--- start of Data for the task ---

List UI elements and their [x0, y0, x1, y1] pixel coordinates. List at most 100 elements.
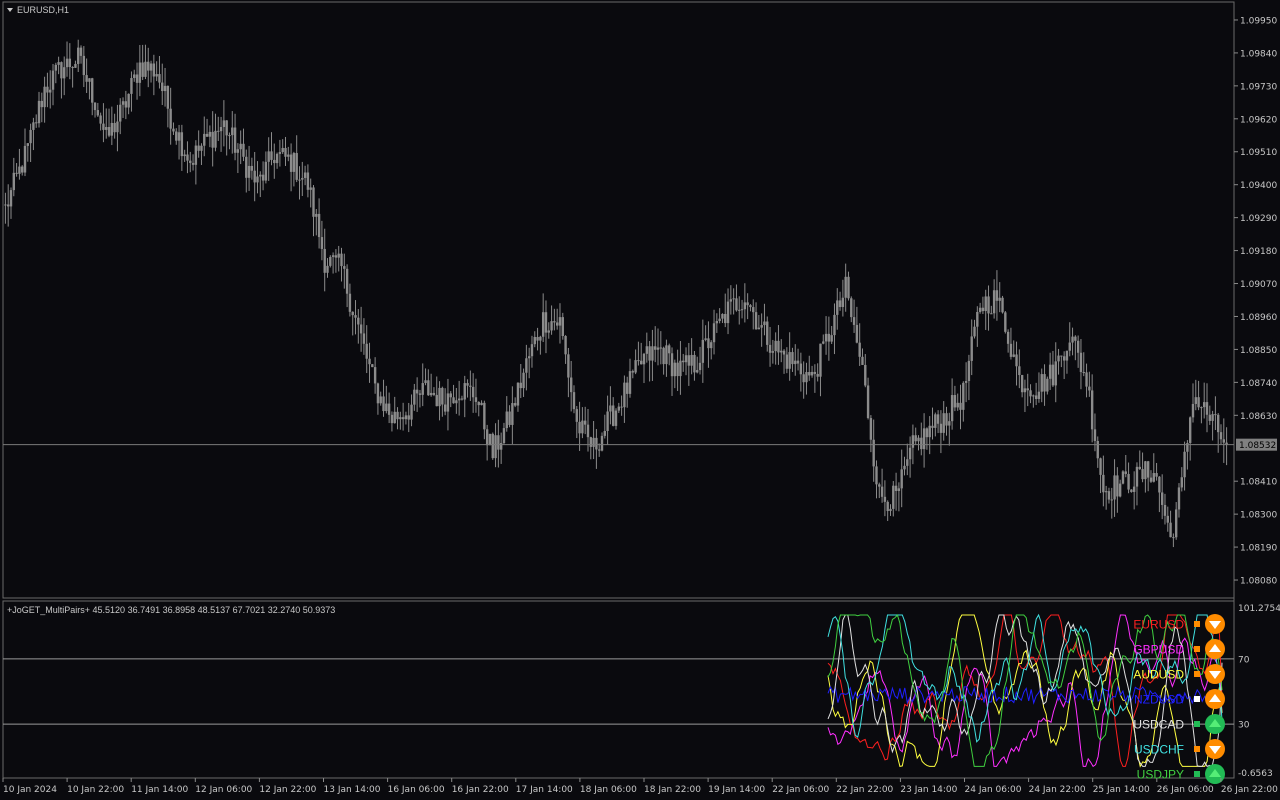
chart-canvas[interactable]: 1.09950 1.09840 1.09730 1.09620 1.09510 1.094… [0, 0, 1280, 800]
candle-body [368, 358, 371, 365]
candle-body [119, 104, 122, 122]
candle-body [656, 347, 660, 350]
candle-body [488, 433, 492, 446]
candle-body [169, 108, 172, 129]
candle-body [696, 370, 699, 373]
candle-body [455, 400, 458, 404]
candle-body [295, 153, 298, 180]
candle-body [222, 120, 226, 127]
candle-body [1177, 487, 1181, 510]
candle-body [441, 387, 444, 405]
chart-menu-triangle-icon[interactable] [7, 8, 13, 12]
candle-body [301, 177, 304, 180]
candle-body [32, 122, 35, 130]
candle-body [351, 311, 354, 316]
candle-body [161, 82, 164, 92]
candle-body [1060, 355, 1063, 357]
candle-body [1085, 372, 1088, 387]
candle-body [256, 176, 259, 183]
candle-body [219, 126, 223, 132]
candle-body [555, 322, 559, 326]
candle-body [1046, 378, 1049, 392]
candle-body [939, 423, 943, 433]
candle-body [774, 340, 777, 352]
candle-body [96, 110, 100, 116]
price-tick-label: 1.08410 [1240, 478, 1277, 488]
time-tick-label: 22 Jan 22:00 [836, 785, 893, 795]
candle-body [382, 396, 385, 412]
candle-body [186, 154, 189, 161]
candle-body [712, 323, 716, 343]
time-tick-label: 19 Jan 14:00 [708, 785, 765, 795]
candle-body [278, 152, 282, 154]
candle-body [715, 321, 719, 324]
candle-body [651, 346, 654, 361]
candle-body [600, 435, 604, 451]
candle-body [981, 307, 985, 312]
candle-body [1163, 504, 1167, 516]
candle-body [275, 153, 279, 164]
candle-body [354, 315, 357, 318]
candle-body [886, 501, 889, 512]
candle-body [1079, 352, 1083, 373]
candle-body [57, 62, 60, 65]
candle-body [88, 78, 91, 82]
candle-body [878, 484, 881, 487]
price-tick-label: 1.09620 [1240, 115, 1277, 125]
time-axis: 10 Jan 2024 10 Jan 22:00 11 Jan 14:00 12 Ja… [2, 778, 1278, 795]
candle-body [539, 336, 542, 341]
candle-body [754, 312, 758, 330]
candle-body [1174, 509, 1178, 538]
candle-body [782, 350, 786, 355]
candle-body [228, 135, 231, 137]
candle-body [1093, 429, 1097, 441]
candle-body [471, 386, 475, 398]
candle-body [1144, 461, 1147, 480]
candle-body [900, 469, 903, 489]
candle-body [1065, 350, 1069, 361]
candle-body [51, 70, 55, 90]
candle-body [819, 343, 822, 377]
candle-body [578, 421, 581, 434]
candle-body [1043, 374, 1046, 392]
candle-body [648, 346, 651, 361]
candle-body [1200, 407, 1203, 409]
candle-body [68, 58, 72, 68]
candle-body [413, 389, 416, 405]
candle-body [1032, 395, 1035, 397]
candle-body [513, 403, 517, 406]
legend-label-audusd: AUDUSD [1133, 668, 1184, 682]
candle-body [85, 75, 88, 82]
candle-body [637, 360, 640, 362]
candle-body [931, 425, 934, 428]
candle-body [827, 333, 831, 342]
candle-body [480, 402, 483, 406]
candle-body [138, 62, 142, 83]
candle-body [79, 47, 83, 56]
candle-body [1088, 386, 1091, 391]
candle-body [623, 382, 626, 408]
time-tick-label: 10 Jan 2024 [3, 785, 57, 795]
candle-body [345, 268, 349, 294]
time-tick-label: 26 Jan 22:00 [1221, 785, 1278, 795]
candle-body [1135, 466, 1139, 487]
candle-body [343, 266, 346, 269]
time-tick-label: 26 Jan 06:00 [1157, 785, 1214, 795]
candle-body [452, 397, 455, 404]
candle-body [443, 404, 447, 412]
candle-body [808, 372, 811, 376]
candle-body [861, 356, 864, 365]
candle-body [242, 143, 245, 157]
time-tick-label: 18 Jan 22:00 [644, 785, 701, 795]
candle-body [620, 406, 623, 408]
candle-body [23, 145, 27, 173]
candle-body [63, 67, 66, 79]
candle-body [497, 435, 500, 450]
candle-body [838, 300, 842, 308]
candle-body [365, 343, 368, 359]
candle-body [805, 372, 808, 383]
candle-body [1208, 414, 1211, 421]
candle-body [435, 394, 438, 407]
candle-body [393, 411, 396, 424]
candle-body [1082, 372, 1085, 374]
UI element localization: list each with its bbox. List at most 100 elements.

--- end of Data for the task ---

### Work to do:
Can you update the records by putting "candle" wherever "candle-body" appears, keeping everything else the same and omitting the pictures?

### Full response:
List UI elements and their [x0, y0, x1, y1] pixel coordinates. List at most 100 elements.
chart-canvas[interactable]: 1.09950 1.09840 1.09730 1.09620 1.09510 1.094… [0, 0, 1280, 800]
candle [368, 358, 371, 365]
candle [119, 104, 122, 122]
candle [656, 347, 660, 350]
candle [488, 433, 492, 446]
candle [169, 108, 172, 129]
candle [696, 370, 699, 373]
candle [455, 400, 458, 404]
candle [295, 153, 298, 180]
candle [222, 120, 226, 127]
candle [1177, 487, 1181, 510]
candle [441, 387, 444, 405]
chart-menu-triangle-icon[interactable] [7, 8, 13, 12]
candle [301, 177, 304, 180]
candle [32, 122, 35, 130]
candle [351, 311, 354, 316]
candle [161, 82, 164, 92]
candle [1060, 355, 1063, 357]
candle [1085, 372, 1088, 387]
candle [256, 176, 259, 183]
candle [219, 126, 223, 132]
candle [555, 322, 559, 326]
candle [1046, 378, 1049, 392]
candle [939, 423, 943, 433]
candle [774, 340, 777, 352]
candle [96, 110, 100, 116]
price-tick-label: 1.08410 [1240, 478, 1277, 488]
time-tick-label: 22 Jan 22:00 [836, 785, 893, 795]
candle [382, 396, 385, 412]
candle [186, 154, 189, 161]
candle [712, 323, 716, 343]
time-tick-label: 19 Jan 14:00 [708, 785, 765, 795]
candle [278, 152, 282, 154]
candle [715, 321, 719, 324]
candle [651, 346, 654, 361]
candle [600, 435, 604, 451]
candle [981, 307, 985, 312]
candle [1163, 504, 1167, 516]
candle [275, 153, 279, 164]
candle [354, 315, 357, 318]
candle [886, 501, 889, 512]
candle [1079, 352, 1083, 373]
candle [57, 62, 60, 65]
candle [88, 78, 91, 82]
candle [878, 484, 881, 487]
price-tick-label: 1.09620 [1240, 115, 1277, 125]
time-axis: 10 Jan 2024 10 Jan 22:00 11 Jan 14:00 12 Ja… [2, 778, 1278, 795]
candle [539, 336, 542, 341]
candle [754, 312, 758, 330]
candle [1174, 509, 1178, 538]
candle [782, 350, 786, 355]
candle [228, 135, 231, 137]
candle [1093, 429, 1097, 441]
candle [471, 386, 475, 398]
candle [1144, 461, 1147, 480]
candle [900, 469, 903, 489]
candle [1065, 350, 1069, 361]
candle [51, 70, 55, 90]
candle [819, 343, 822, 377]
candle [578, 421, 581, 434]
candle [1043, 374, 1046, 392]
candle [648, 346, 651, 361]
candle [1200, 407, 1203, 409]
candle [68, 58, 72, 68]
candle [413, 389, 416, 405]
candle [1032, 395, 1035, 397]
candle [513, 403, 517, 406]
legend-label-audusd: AUDUSD [1133, 668, 1184, 682]
candle [85, 75, 88, 82]
candle [637, 360, 640, 362]
candle [931, 425, 934, 428]
candle [827, 333, 831, 342]
candle [480, 402, 483, 406]
candle [138, 62, 142, 83]
candle [79, 47, 83, 56]
candle [1088, 386, 1091, 391]
candle [623, 382, 626, 408]
time-tick-label: 10 Jan 2024 [3, 785, 57, 795]
candle [345, 268, 349, 294]
time-tick-label: 26 Jan 22:00 [1221, 785, 1278, 795]
candle [1135, 466, 1139, 487]
candle [343, 266, 346, 269]
time-tick-label: 26 Jan 06:00 [1157, 785, 1214, 795]
candle [452, 397, 455, 404]
candle [443, 404, 447, 412]
candle [808, 372, 811, 376]
candle [861, 356, 864, 365]
candle [242, 143, 245, 157]
time-tick-label: 18 Jan 22:00 [644, 785, 701, 795]
candle [620, 406, 623, 408]
candle [23, 145, 27, 173]
candle [63, 67, 66, 79]
candle [497, 435, 500, 450]
candle [838, 300, 842, 308]
candle [365, 343, 368, 359]
candle [805, 372, 808, 383]
candle [1208, 414, 1211, 421]
candle [435, 394, 438, 407]
candle [393, 411, 396, 424]
candle [1082, 372, 1085, 374]
UI element localization: list each with its bbox. List at most 100 elements.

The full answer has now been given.